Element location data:
++++
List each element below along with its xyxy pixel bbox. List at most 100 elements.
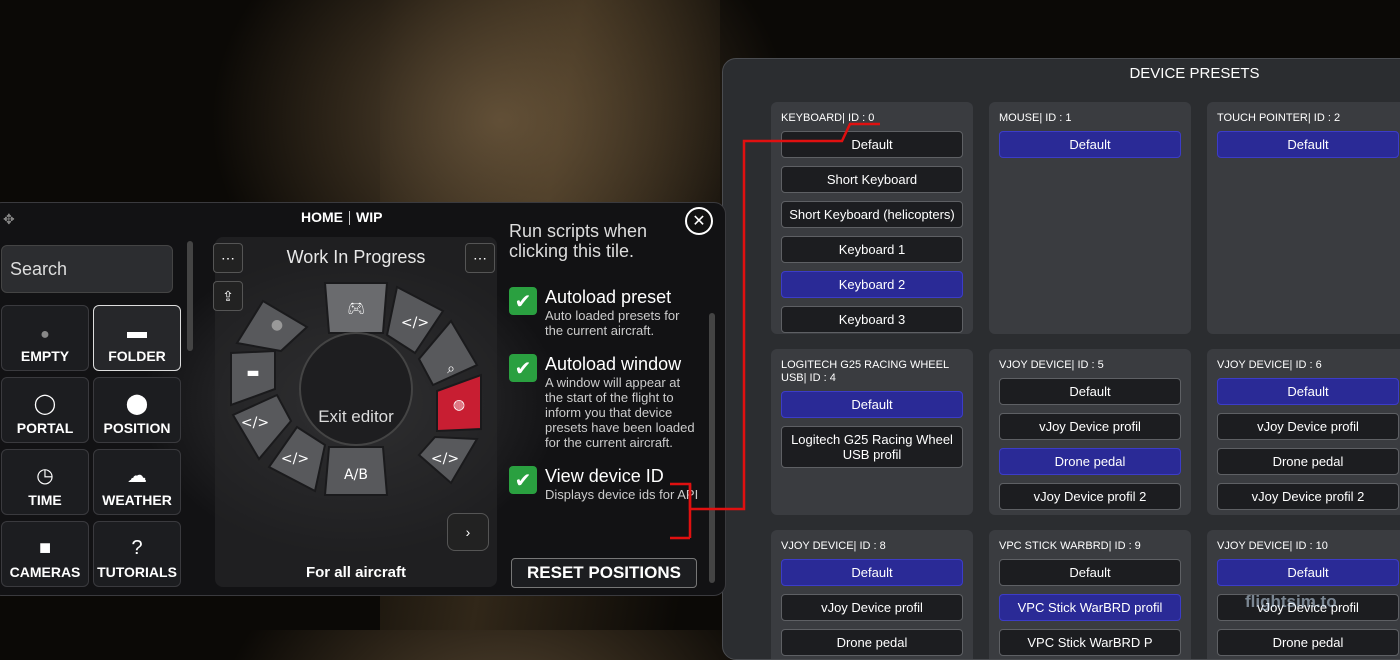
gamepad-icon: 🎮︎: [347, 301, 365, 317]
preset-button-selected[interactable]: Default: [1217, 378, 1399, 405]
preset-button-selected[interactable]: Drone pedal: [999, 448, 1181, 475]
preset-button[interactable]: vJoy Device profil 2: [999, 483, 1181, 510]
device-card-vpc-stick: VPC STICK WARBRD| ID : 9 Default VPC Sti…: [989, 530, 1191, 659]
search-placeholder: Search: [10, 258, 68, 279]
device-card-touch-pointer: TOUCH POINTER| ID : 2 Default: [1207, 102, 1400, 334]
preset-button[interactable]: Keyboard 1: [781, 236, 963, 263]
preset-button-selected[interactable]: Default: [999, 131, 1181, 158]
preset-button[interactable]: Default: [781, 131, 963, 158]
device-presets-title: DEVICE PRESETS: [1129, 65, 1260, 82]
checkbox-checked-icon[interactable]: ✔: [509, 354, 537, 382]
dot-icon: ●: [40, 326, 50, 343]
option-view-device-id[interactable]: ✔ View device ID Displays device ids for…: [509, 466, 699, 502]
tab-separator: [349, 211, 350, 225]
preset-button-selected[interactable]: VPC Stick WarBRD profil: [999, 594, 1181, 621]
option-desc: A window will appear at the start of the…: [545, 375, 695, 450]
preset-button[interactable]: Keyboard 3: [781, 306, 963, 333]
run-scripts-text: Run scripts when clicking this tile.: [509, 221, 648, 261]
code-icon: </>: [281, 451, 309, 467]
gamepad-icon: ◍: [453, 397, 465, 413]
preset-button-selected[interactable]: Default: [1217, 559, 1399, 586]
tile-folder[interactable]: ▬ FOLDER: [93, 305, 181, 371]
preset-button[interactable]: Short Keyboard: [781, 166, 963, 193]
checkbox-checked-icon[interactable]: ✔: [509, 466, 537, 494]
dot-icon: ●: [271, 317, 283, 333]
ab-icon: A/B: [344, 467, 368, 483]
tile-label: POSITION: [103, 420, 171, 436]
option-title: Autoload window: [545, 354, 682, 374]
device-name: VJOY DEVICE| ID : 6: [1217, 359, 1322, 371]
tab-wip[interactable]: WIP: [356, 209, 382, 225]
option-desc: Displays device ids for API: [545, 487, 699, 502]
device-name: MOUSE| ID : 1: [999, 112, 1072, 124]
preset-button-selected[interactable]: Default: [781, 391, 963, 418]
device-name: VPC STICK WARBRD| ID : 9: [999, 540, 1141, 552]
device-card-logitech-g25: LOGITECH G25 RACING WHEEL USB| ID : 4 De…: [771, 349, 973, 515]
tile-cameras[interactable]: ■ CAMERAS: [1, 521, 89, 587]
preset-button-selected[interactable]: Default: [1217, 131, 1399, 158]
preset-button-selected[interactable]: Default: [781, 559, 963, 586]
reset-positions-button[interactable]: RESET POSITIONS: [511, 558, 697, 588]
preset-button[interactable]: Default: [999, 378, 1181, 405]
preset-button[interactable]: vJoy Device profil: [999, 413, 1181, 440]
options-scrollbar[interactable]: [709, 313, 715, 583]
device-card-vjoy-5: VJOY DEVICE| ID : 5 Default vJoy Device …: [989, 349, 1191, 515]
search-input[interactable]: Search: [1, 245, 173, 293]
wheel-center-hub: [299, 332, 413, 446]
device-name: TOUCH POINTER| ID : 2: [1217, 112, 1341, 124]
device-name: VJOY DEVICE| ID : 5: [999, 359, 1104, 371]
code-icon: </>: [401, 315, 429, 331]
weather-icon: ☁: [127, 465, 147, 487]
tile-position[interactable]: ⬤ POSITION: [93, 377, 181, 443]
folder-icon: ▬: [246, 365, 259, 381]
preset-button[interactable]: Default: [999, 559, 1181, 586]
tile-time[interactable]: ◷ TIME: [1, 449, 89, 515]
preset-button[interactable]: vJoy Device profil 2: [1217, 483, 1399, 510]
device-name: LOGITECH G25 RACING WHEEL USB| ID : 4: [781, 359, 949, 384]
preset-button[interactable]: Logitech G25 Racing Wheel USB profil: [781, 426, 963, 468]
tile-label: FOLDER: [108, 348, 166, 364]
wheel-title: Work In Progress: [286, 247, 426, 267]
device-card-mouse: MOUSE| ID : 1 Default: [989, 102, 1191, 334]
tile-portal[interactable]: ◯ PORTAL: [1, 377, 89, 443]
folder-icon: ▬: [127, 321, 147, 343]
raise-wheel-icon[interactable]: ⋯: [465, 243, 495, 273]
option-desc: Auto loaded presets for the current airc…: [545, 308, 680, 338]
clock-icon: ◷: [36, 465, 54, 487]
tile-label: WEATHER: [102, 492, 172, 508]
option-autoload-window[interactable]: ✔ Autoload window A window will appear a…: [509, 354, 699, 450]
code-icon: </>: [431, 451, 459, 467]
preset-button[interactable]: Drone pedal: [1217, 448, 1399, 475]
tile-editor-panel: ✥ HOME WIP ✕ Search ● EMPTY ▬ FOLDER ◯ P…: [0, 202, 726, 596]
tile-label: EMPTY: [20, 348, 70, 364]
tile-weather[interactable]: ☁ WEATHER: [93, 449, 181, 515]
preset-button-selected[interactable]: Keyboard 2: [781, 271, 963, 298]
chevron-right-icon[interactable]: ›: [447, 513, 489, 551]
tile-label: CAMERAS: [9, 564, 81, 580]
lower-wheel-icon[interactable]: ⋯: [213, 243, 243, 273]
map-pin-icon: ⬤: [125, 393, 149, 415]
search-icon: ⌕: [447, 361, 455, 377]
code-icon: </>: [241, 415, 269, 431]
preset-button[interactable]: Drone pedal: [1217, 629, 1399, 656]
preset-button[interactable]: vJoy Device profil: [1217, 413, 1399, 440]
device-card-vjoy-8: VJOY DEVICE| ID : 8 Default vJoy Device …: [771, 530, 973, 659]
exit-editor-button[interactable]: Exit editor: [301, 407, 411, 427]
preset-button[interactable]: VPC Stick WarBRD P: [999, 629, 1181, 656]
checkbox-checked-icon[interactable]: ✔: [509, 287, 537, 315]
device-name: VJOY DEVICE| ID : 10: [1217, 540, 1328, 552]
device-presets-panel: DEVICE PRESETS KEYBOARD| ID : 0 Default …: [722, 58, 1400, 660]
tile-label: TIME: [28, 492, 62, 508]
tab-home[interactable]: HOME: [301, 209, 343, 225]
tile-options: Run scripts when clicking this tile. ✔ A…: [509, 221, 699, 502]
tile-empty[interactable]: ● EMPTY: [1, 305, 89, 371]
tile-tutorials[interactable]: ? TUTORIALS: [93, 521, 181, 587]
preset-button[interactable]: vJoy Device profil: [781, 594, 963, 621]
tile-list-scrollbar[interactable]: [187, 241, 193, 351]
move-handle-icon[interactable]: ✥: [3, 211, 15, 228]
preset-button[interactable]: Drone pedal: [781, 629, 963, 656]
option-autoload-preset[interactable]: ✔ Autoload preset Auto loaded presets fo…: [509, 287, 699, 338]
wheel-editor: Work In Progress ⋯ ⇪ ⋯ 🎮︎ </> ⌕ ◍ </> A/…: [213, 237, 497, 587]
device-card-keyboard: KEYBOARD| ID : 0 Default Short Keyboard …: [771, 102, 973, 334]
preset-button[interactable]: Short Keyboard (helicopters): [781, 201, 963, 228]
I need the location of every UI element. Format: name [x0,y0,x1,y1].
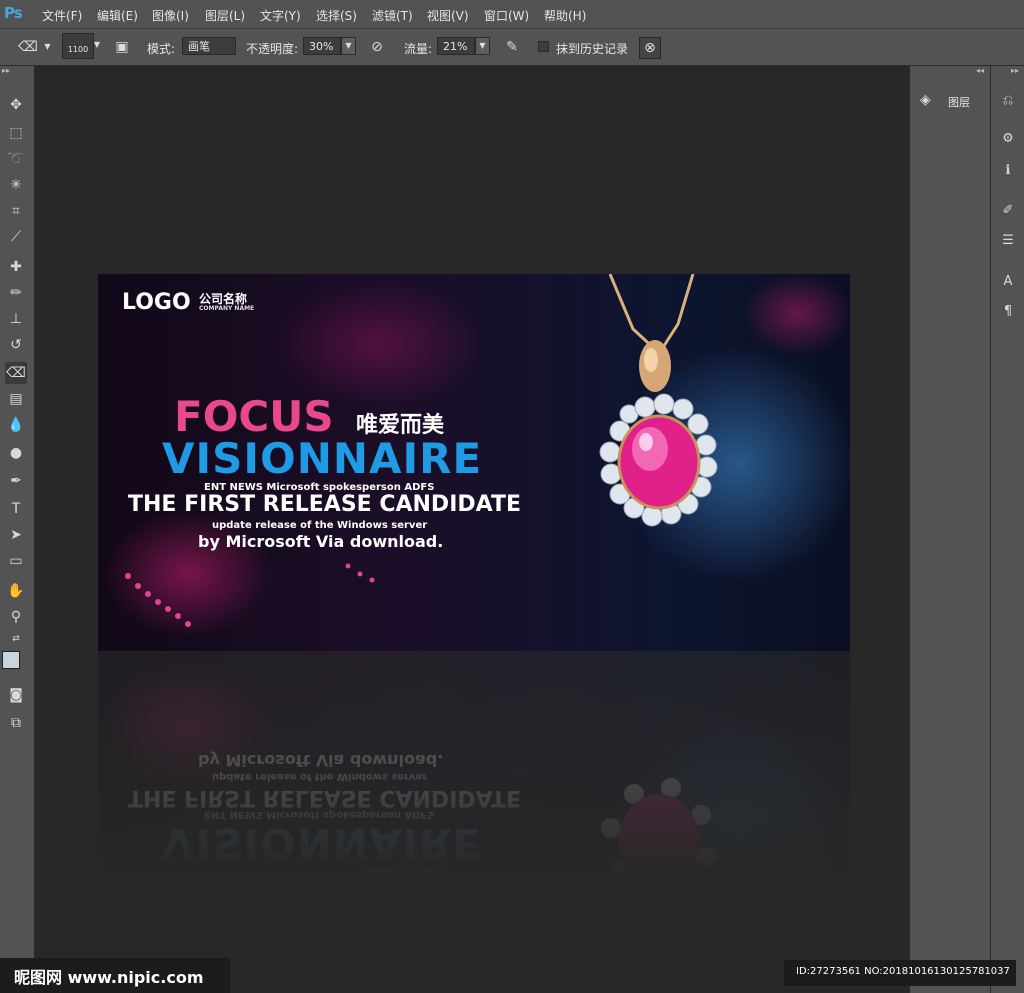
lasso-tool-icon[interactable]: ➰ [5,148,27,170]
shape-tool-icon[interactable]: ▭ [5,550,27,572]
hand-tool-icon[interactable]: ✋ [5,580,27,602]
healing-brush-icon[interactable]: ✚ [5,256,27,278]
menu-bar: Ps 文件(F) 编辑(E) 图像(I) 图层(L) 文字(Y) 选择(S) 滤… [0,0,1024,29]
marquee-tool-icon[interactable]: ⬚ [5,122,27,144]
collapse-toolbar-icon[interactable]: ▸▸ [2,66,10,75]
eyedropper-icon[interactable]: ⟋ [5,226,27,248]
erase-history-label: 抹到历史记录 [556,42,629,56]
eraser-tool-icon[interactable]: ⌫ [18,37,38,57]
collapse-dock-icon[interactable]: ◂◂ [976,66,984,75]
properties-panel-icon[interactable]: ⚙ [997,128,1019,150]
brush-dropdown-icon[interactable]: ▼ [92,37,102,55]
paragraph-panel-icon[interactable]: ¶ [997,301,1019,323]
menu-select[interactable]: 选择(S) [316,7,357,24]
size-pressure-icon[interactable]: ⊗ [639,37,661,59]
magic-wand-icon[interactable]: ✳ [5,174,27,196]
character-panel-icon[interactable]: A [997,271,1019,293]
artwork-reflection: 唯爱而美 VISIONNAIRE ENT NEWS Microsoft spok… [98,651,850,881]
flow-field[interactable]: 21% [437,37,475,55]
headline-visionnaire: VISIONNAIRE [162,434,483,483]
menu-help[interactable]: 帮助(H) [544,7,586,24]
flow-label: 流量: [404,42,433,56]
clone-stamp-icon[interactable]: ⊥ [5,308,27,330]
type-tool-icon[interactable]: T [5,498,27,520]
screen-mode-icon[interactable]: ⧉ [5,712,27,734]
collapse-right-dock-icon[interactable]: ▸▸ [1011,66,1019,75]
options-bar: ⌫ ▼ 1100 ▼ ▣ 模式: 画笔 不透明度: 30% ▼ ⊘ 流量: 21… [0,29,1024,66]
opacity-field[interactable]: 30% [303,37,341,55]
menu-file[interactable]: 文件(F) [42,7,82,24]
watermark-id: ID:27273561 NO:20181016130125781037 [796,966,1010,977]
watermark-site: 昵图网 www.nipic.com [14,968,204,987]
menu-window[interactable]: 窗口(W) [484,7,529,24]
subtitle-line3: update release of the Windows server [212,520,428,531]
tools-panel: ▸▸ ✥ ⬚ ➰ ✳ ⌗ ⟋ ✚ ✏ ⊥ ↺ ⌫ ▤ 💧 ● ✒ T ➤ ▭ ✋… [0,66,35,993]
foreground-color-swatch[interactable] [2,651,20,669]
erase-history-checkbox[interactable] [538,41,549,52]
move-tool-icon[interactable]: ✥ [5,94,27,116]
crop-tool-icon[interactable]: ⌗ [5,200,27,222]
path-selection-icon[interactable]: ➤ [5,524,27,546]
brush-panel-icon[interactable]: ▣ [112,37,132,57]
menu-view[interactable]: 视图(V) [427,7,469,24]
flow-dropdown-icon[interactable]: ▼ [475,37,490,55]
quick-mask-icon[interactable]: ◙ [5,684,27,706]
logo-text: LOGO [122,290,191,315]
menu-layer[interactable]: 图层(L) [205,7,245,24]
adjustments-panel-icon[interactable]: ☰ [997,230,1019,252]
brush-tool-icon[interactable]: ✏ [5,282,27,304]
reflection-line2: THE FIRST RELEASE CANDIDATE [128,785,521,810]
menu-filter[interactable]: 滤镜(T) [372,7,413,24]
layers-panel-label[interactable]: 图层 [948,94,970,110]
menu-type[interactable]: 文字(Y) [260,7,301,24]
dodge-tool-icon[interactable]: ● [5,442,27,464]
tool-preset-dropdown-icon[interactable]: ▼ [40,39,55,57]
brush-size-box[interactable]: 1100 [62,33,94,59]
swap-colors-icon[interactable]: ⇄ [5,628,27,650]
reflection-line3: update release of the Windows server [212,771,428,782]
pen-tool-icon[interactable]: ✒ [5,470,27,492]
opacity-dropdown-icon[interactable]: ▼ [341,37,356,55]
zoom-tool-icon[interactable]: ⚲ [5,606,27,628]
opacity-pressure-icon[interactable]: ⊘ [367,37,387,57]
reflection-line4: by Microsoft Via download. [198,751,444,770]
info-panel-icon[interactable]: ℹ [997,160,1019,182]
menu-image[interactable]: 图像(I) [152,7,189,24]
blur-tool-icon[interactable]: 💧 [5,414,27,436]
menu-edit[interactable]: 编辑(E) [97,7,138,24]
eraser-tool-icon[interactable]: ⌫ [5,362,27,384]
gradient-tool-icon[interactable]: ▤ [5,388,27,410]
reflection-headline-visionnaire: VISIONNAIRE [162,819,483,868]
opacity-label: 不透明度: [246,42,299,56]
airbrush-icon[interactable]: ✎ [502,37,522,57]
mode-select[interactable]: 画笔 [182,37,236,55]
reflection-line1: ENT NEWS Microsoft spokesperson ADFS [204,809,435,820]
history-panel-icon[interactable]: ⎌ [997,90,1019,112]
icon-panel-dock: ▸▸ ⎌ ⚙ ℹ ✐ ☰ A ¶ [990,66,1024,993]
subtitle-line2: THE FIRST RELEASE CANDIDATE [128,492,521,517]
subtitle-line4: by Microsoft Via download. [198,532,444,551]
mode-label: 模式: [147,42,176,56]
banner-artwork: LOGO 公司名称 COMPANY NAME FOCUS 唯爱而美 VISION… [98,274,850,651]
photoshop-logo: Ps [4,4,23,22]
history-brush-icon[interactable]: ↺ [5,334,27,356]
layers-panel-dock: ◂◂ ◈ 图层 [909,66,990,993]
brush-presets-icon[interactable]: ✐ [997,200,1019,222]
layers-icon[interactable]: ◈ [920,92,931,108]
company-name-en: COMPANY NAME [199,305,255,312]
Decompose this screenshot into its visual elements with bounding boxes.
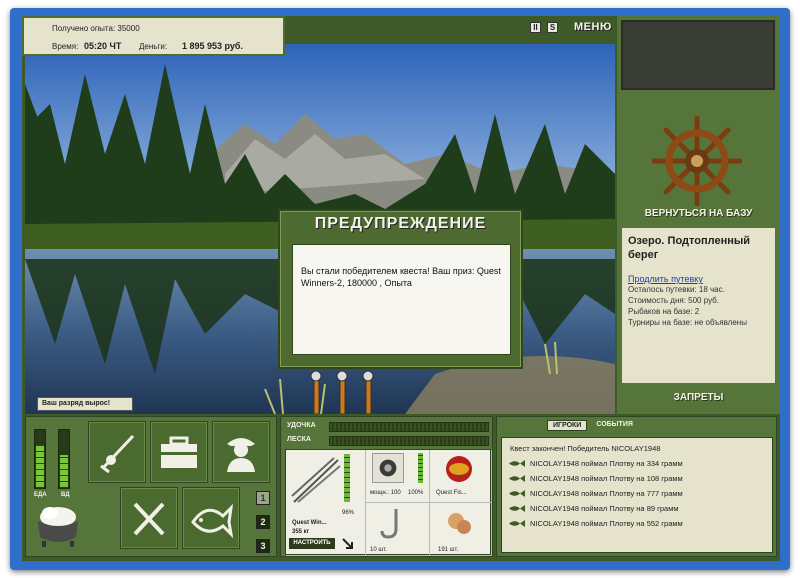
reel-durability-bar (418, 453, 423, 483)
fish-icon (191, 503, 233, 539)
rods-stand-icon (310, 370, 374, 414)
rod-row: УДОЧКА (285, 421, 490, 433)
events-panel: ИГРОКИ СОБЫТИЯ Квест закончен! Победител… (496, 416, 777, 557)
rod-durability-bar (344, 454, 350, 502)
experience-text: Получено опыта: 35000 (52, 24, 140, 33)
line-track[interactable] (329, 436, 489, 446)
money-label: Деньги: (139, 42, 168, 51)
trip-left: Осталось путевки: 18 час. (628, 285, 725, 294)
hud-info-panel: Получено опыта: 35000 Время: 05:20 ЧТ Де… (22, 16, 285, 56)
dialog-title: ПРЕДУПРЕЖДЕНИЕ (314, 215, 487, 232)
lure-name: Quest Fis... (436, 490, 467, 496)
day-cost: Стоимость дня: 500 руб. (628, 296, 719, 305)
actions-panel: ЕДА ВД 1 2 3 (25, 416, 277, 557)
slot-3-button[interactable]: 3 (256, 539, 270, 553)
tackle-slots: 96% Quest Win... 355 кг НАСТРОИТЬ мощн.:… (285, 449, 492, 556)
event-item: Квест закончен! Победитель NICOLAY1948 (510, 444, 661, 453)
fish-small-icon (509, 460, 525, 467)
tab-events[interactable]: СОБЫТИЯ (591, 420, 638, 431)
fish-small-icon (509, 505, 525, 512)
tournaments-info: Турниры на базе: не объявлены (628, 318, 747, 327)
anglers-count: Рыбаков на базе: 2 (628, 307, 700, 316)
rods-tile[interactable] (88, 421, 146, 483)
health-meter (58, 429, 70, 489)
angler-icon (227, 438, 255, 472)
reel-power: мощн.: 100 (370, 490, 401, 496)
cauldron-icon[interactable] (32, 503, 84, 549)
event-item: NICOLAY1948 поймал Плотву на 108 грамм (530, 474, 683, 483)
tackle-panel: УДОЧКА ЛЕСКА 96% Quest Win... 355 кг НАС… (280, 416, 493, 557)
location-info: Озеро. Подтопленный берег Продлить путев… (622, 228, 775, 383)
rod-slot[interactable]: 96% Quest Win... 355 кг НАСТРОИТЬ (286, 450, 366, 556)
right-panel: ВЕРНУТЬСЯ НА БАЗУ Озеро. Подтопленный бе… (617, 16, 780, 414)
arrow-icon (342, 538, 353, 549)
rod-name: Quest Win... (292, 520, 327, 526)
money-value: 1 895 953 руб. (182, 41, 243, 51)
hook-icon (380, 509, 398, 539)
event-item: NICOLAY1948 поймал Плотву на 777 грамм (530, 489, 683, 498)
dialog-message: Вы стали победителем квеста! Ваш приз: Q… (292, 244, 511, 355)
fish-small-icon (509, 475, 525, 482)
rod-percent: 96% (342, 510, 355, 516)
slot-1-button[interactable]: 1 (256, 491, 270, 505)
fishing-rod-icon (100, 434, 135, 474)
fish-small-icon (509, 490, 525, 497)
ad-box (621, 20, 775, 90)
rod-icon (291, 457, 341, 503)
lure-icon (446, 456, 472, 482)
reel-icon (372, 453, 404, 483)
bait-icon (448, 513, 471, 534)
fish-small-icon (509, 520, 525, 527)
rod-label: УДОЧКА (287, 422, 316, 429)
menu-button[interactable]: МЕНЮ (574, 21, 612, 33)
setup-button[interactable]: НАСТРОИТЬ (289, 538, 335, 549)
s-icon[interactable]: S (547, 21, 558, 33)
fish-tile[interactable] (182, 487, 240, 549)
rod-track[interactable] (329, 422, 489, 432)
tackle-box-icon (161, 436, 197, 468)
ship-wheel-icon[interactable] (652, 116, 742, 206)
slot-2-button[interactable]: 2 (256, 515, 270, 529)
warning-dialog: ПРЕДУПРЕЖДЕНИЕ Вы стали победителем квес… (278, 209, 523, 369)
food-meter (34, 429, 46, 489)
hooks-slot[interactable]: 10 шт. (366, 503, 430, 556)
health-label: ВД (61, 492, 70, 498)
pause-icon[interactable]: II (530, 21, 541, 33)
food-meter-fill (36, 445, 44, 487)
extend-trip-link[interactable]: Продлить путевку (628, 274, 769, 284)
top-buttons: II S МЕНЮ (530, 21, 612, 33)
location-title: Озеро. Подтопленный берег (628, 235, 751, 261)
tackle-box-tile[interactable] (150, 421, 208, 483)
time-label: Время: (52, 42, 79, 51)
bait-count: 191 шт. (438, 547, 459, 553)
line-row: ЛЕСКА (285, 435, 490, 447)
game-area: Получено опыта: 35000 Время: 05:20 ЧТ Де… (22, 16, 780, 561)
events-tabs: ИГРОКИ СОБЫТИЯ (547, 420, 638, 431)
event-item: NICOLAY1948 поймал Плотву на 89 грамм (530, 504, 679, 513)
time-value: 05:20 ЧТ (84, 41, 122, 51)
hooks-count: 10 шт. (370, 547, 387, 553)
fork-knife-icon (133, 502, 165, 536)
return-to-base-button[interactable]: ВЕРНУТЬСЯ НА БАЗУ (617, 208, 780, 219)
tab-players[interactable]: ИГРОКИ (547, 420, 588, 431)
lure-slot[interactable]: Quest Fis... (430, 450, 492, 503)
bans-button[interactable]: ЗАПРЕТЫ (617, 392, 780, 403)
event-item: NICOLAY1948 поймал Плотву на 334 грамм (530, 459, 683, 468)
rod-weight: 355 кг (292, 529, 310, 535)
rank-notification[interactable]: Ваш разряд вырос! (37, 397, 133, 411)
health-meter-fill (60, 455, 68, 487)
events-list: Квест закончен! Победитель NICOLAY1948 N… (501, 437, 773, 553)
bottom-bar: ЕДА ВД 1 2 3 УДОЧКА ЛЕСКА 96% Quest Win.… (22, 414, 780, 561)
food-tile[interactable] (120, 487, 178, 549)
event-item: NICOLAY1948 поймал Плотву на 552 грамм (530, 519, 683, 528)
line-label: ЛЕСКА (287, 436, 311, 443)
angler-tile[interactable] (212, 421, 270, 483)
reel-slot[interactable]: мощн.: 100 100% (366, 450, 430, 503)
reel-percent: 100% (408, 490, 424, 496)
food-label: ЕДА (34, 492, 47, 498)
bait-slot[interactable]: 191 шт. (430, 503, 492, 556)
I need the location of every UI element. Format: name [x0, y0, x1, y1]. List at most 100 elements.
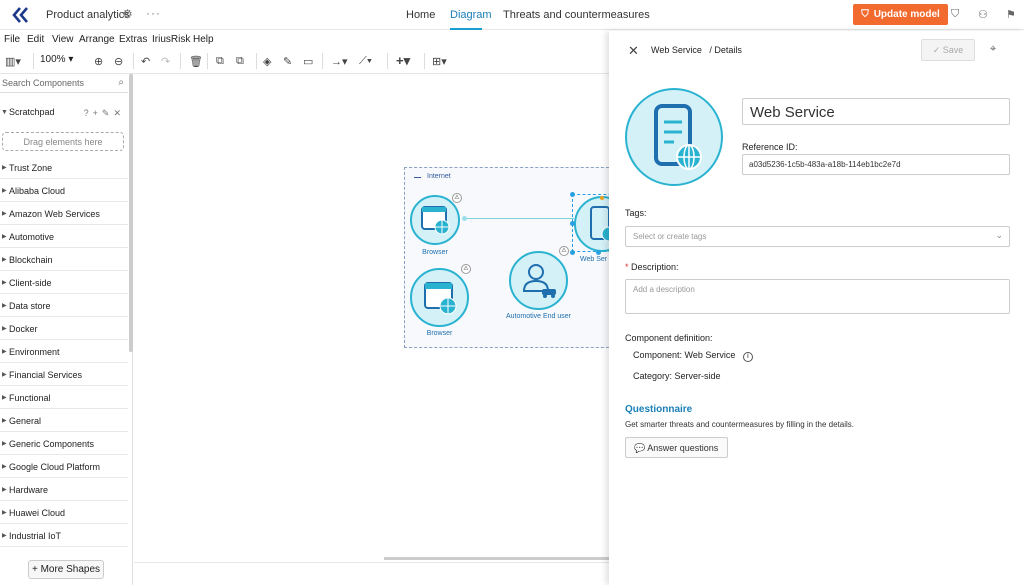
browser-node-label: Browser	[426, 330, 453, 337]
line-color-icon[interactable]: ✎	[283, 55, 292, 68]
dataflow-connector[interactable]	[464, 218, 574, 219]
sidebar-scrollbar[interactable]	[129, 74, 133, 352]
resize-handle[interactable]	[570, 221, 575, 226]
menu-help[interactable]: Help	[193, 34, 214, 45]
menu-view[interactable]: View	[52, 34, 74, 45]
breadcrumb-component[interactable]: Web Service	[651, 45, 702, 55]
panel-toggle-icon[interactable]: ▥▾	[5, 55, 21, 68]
++++
Please copy, without any changes, the lines in the records from the line with "lasso-tool-icon[interactable]: ➰ [5,148,27,170]" up to and including the line with "menu-window[interactable]: 窗口(W) [484,7,529,24]".

OUTPUT FOR THIS TASK:
lasso-tool-icon[interactable]: ➰ [5,148,27,170]
shape-tool-icon[interactable]: ▭ [5,550,27,572]
hand-tool-icon[interactable]: ✋ [5,580,27,602]
healing-brush-icon[interactable]: ✚ [5,256,27,278]
menu-bar: Ps 文件(F) 编辑(E) 图像(I) 图层(L) 文字(Y) 选择(S) 滤… [0,0,1024,29]
marquee-tool-icon[interactable]: ⬚ [5,122,27,144]
collapse-toolbar-icon[interactable]: ▸▸ [2,66,10,75]
eyedropper-icon[interactable]: ⟋ [5,226,27,248]
erase-history-label: 抹到历史记录 [556,42,629,56]
eraser-tool-icon[interactable]: ⌫ [18,37,38,57]
collapse-dock-icon[interactable]: ◂◂ [976,66,984,75]
properties-panel-icon[interactable]: ⚙ [997,128,1019,150]
brush-dropdown-icon[interactable]: ▼ [92,37,102,55]
paragraph-panel-icon[interactable]: ¶ [997,301,1019,323]
menu-select[interactable]: 选择(S) [316,7,357,24]
size-pressure-icon[interactable]: ⊗ [639,37,661,59]
magic-wand-icon[interactable]: ✳ [5,174,27,196]
character-panel-icon[interactable]: A [997,271,1019,293]
artwork-reflection: 唯爱而美 VISIONNAIRE ENT NEWS Microsoft spok… [98,651,850,881]
flow-field[interactable]: 21% [437,37,475,55]
headline-visionnaire: VISIONNAIRE [162,434,483,483]
menu-help[interactable]: 帮助(H) [544,7,586,24]
flow-label: 流量: [404,42,433,56]
clone-stamp-icon[interactable]: ⊥ [5,308,27,330]
type-tool-icon[interactable]: T [5,498,27,520]
screen-mode-icon[interactable]: ⧉ [5,712,27,734]
collapse-right-dock-icon[interactable]: ▸▸ [1011,66,1019,75]
options-bar: ⌫ ▼ 1100 ▼ ▣ 模式: 画笔 不透明度: 30% ▼ ⊘ 流量: 21… [0,29,1024,66]
opacity-field[interactable]: 30% [303,37,341,55]
menu-file[interactable]: 文件(F) [42,7,82,24]
watermark-id: ID:27273561 NO:20181016130125781037 [796,966,1010,977]
watermark-site: 昵图网 www.nipic.com [14,968,204,987]
menu-window[interactable]: 窗口(W) [484,7,529,24]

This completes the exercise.